§ **Entries supplied**:
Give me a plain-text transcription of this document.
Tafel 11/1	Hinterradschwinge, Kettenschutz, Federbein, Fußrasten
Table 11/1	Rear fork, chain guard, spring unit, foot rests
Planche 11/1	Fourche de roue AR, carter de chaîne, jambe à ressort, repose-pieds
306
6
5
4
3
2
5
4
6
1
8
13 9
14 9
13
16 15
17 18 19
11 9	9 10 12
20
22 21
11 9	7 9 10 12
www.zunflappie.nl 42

§ **Exercise**: Set all of the records down again, exactly as they stand.

§ **Full output**:
Give me a plain-text transcription of this document.
Tafel 11/1	Hinterradschwinge, Kettenschutz, Federbein, Fußrasten
Table 11/1	Rear fork, chain guard, spring unit, foot rests
Planche 11/1	Fourche de roue AR, carter de chaîne, jambe à ressort, repose-pieds
306
6
5
4
3
2
5
4
6
1
8
13 9
14 9
13
16 15
17 18 19
11 9	9 10 12
20
22 21
11 9	7 9 10 12
www.zunflappie.nl 42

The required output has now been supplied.